TASK DIRECTIONS – Return the listing below in full, with every line exactly as it is.

--- BEGIN EXTRACTED ENTRIES ---

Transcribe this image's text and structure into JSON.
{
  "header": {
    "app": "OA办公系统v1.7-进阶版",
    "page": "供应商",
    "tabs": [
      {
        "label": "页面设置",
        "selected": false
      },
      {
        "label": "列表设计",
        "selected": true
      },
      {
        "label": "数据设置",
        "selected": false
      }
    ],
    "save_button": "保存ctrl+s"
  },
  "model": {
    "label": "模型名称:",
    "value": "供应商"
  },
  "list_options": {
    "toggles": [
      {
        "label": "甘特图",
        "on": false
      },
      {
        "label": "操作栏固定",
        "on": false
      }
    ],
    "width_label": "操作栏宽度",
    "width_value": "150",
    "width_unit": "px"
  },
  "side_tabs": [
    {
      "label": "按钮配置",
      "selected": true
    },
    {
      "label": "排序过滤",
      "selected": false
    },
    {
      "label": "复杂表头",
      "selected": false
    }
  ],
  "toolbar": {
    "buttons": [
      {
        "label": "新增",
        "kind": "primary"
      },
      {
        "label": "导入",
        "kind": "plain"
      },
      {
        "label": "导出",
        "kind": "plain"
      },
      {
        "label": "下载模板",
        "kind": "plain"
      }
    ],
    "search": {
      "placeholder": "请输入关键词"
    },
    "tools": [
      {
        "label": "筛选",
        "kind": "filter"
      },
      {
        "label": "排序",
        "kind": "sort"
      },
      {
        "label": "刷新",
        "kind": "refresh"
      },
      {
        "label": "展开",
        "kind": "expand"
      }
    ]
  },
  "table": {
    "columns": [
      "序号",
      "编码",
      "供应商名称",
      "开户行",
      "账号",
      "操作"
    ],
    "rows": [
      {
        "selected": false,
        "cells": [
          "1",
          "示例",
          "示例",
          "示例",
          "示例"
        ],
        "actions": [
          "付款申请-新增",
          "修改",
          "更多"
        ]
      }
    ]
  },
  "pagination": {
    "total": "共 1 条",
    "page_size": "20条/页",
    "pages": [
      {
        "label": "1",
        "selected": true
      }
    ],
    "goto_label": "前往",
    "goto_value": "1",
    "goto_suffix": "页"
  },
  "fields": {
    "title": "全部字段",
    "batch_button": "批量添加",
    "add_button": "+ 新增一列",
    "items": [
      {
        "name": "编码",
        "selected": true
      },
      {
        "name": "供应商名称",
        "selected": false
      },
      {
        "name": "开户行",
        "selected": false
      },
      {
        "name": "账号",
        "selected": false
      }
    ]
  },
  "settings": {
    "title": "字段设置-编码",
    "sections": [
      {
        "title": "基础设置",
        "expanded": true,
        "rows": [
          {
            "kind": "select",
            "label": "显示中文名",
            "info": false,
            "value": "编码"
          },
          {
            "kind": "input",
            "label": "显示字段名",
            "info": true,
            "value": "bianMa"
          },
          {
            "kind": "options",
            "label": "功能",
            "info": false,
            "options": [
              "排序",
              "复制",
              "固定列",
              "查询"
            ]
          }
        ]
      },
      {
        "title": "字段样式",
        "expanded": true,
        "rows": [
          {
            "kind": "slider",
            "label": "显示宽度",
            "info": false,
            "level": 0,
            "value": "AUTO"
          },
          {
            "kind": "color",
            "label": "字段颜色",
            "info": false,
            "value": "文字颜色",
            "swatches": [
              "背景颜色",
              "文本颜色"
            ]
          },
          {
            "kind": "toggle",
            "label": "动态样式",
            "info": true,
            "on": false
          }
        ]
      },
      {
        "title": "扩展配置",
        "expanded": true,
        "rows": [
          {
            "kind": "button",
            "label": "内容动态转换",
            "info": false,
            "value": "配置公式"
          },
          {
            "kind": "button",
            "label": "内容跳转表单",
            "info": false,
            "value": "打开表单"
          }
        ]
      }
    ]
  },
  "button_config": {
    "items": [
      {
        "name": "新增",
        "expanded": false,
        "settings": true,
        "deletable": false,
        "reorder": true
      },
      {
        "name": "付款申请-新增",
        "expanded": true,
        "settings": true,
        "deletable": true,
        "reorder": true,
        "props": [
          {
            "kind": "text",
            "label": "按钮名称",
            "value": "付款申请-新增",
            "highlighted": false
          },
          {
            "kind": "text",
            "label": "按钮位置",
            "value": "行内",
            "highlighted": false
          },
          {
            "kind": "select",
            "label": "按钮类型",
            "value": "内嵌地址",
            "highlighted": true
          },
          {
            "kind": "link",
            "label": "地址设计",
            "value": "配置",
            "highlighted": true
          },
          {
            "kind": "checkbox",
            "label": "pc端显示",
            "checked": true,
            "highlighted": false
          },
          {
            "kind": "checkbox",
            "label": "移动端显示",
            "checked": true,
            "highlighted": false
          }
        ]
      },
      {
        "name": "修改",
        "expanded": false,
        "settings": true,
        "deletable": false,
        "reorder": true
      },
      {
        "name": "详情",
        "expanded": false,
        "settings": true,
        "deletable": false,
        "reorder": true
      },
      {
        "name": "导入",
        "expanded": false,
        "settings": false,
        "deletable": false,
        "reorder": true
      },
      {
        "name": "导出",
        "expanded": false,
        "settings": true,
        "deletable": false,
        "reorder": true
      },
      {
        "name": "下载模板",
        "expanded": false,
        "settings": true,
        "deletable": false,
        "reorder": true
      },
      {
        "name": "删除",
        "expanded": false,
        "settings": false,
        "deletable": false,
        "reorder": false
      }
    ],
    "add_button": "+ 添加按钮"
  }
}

--- END EXTRACTED ENTRIES ---

FINISHED TASK –
Transcribe this image's text and structure into JSON.
{
  "header": {
    "app": "OA办公系统v1.7-进阶版",
    "page": "供应商",
    "tabs": [
      {
        "label": "页面设置",
        "selected": false
      },
      {
        "label": "列表设计",
        "selected": true
      },
      {
        "label": "数据设置",
        "selected": false
      }
    ],
    "save_button": "保存ctrl+s"
  },
  "model": {
    "label": "模型名称:",
    "value": "供应商"
  },
  "list_options": {
    "toggles": [
      {
        "label": "甘特图",
        "on": false
      },
      {
        "label": "操作栏固定",
        "on": false
      }
    ],
    "width_label": "操作栏宽度",
    "width_value": "150",
    "width_unit": "px"
  },
  "side_tabs": [
    {
      "label": "按钮配置",
      "selected": true
    },
    {
      "label": "排序过滤",
      "selected": false
    },
    {
      "label": "复杂表头",
      "selected": false
    }
  ],
  "toolbar": {
    "buttons": [
      {
        "label": "新增",
        "kind": "primary"
      },
      {
        "label": "导入",
        "kind": "plain"
      },
      {
        "label": "导出",
        "kind": "plain"
      },
      {
        "label": "下载模板",
        "kind": "plain"
      }
    ],
    "search": {
      "placeholder": "请输入关键词"
    },
    "tools": [
      {
        "label": "筛选",
        "kind": "filter"
      },
      {
        "label": "排序",
        "kind": "sort"
      },
      {
        "label": "刷新",
        "kind": "refresh"
      },
      {
        "label": "展开",
        "kind": "expand"
      }
    ]
  },
  "table": {
    "columns": [
      "序号",
      "编码",
      "供应商名称",
      "开户行",
      "账号",
      "操作"
    ],
    "rows": [
      {
        "selected": false,
        "cells": [
          "1",
          "示例",
          "示例",
          "示例",
          "示例"
        ],
        "actions": [
          "付款申请-新增",
          "修改",
          "更多"
        ]
      }
    ]
  },
  "pagination": {
    "total": "共 1 条",
    "page_size": "20条/页",
    "pages": [
      {
        "label": "1",
        "selected": true
      }
    ],
    "goto_label": "前往",
    "goto_value": "1",
    "goto_suffix": "页"
  },
  "fields": {
    "title": "全部字段",
    "batch_button": "批量添加",
    "add_button": "+ 新增一列",
    "items": [
      {
        "name": "编码",
        "selected": true
      },
      {
        "name": "供应商名称",
        "selected": false
      },
      {
        "name": "开户行",
        "selected": false
      },
      {
        "name": "账号",
        "selected": false
      }
    ]
  },
  "settings": {
    "title": "字段设置-编码",
    "sections": [
      {
        "title": "基础设置",
        "expanded": true,
        "rows": [
          {
            "kind": "select",
            "label": "显示中文名",
            "info": false,
            "value": "编码"
          },
          {
            "kind": "input",
            "label": "显示字段名",
            "info": true,
            "value": "bianMa"
          },
          {
            "kind": "options",
            "label": "功能",
            "info": false,
            "options": [
              "排序",
              "复制",
              "固定列",
              "查询"
            ]
          }
        ]
      },
      {
        "title": "字段样式",
        "expanded": true,
        "rows": [
          {
            "kind": "slider",
            "label": "显示宽度",
            "info": false,
            "level": 0,
            "value": "AUTO"
          },
          {
            "kind": "color",
            "label": "字段颜色",
            "info": false,
            "value": "文字颜色",
            "swatches": [
              "背景颜色",
              "文本颜色"
            ]
          },
          {
            "kind": "toggle",
            "label": "动态样式",
            "info": true,
            "on": false
          }
        ]
      },
      {
        "title": "扩展配置",
        "expanded": true,
        "rows": [
          {
            "kind": "button",
            "label": "内容动态转换",
            "info": false,
            "value": "配置公式"
          },
          {
            "kind": "button",
            "label": "内容跳转表单",
            "info": false,
            "value": "打开表单"
          }
        ]
      }
    ]
  },
  "button_config": {
    "items": [
      {
        "name": "新增",
        "expanded": false,
        "settings": true,
        "deletable": false,
        "reorder": true
      },
      {
        "name": "付款申请-新增",
        "expanded": true,
        "settings": true,
        "deletable": true,
        "reorder": true,
        "props": [
          {
            "kind": "text",
            "label": "按钮名称",
            "value": "付款申请-新增",
            "highlighted": false
          },
          {
            "kind": "text",
            "label": "按钮位置",
            "value": "行内",
            "highlighted": false
          },
          {
            "kind": "select",
            "label": "按钮类型",
            "value": "内嵌地址",
            "highlighted": true
          },
          {
            "kind": "link",
            "label": "地址设计",
            "value": "配置",
            "highlighted": true
          },
          {
            "kind": "checkbox",
            "label": "pc端显示",
            "checked": true,
            "highlighted": false
          },
          {
            "kind": "checkbox",
            "label": "移动端显示",
            "checked": true,
            "highlighted": false
          }
        ]
      },
      {
        "name": "修改",
        "expanded": false,
        "settings": true,
        "deletable": false,
        "reorder": true
      },
      {
        "name": "详情",
        "expanded": false,
        "settings": true,
        "deletable": false,
        "reorder": true
      },
      {
        "name": "导入",
        "expanded": false,
        "settings": false,
        "deletable": false,
        "reorder": true
      },
      {
        "name": "导出",
        "expanded": false,
        "settings": true,
        "deletable": false,
        "reorder": true
      },
      {
        "name": "下载模板",
        "expanded": false,
        "settings": true,
        "deletable": false,
        "reorder": true
      },
      {
        "name": "删除",
        "expanded": false,
        "settings": false,
        "deletable": false,
        "reorder": false
      }
    ],
    "add_button": "+ 添加按钮"
  }
}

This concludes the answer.